=== Exercise aim ===
Copy each line containing the word "Teelten" from the records that follow, please.

=== Records ===
================================

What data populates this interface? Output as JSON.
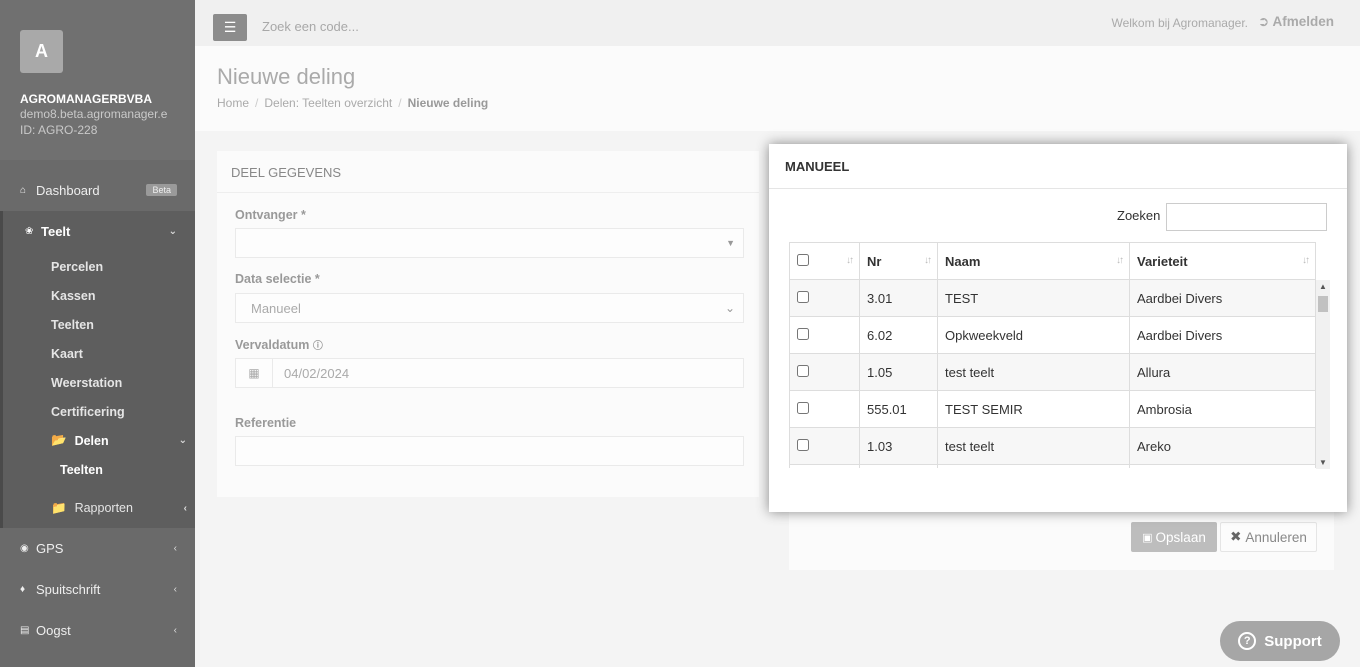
{
  "sidebar": {
    "avatar_letter": "A",
    "company": "AGROMANAGERBVBA",
    "domain": "demo8.beta.agromanager.e",
    "id_text": "ID: AGRO-228",
    "dashboard": "Dashboard",
    "beta": "Beta",
    "teelt": "Teelt",
    "teelt_items": [
      "Percelen",
      "Kassen",
      "Teelten",
      "Kaart",
      "Weerstation",
      "Certificering"
    ],
    "delen": "Delen",
    "delen_sub": "Teelten",
    "rapporten": "Rapporten",
    "gps": "GPS",
    "spuitschrift": "Spuitschrift",
    "oogst": "Oogst"
  },
  "topbar": {
    "search_placeholder": "Zoek een code...",
    "welcome": "Welkom bij Agromanager.",
    "logout": "Afmelden"
  },
  "page": {
    "title": "Nieuwe deling",
    "breadcrumb": [
      "Home",
      "Delen: Teelten overzicht",
      "Nieuwe deling"
    ]
  },
  "form": {
    "card_title": "DEEL GEGEVENS",
    "ontvanger_label": "Ontvanger *",
    "ontvanger_value": "",
    "data_selectie_label": "Data selectie *",
    "data_selectie_value": "Manueel",
    "vervaldatum_label": "Vervaldatum",
    "vervaldatum_value": "04/02/2024",
    "referentie_label": "Referentie",
    "referentie_value": ""
  },
  "actions": {
    "save": "Opslaan",
    "cancel": "Annuleren"
  },
  "modal": {
    "title": "MANUEEL",
    "search_label": "Zoeken",
    "columns": [
      "Nr",
      "Naam",
      "Varieteit"
    ],
    "rows": [
      {
        "nr": "3.01",
        "naam": "TEST",
        "varieteit": "Aardbei Divers"
      },
      {
        "nr": "6.02",
        "naam": "Opkweekveld",
        "varieteit": "Aardbei Divers"
      },
      {
        "nr": "1.05",
        "naam": "test teelt",
        "varieteit": "Allura"
      },
      {
        "nr": "555.01",
        "naam": "TEST SEMIR",
        "varieteit": "Ambrosia"
      },
      {
        "nr": "1.03",
        "naam": "test teelt",
        "varieteit": "Areko"
      }
    ]
  },
  "support": "Support"
}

================================

=== Output of the task ===
      "Teelten",
    "delen_sub": "Teelten",
      "Delen: Teelten overzicht",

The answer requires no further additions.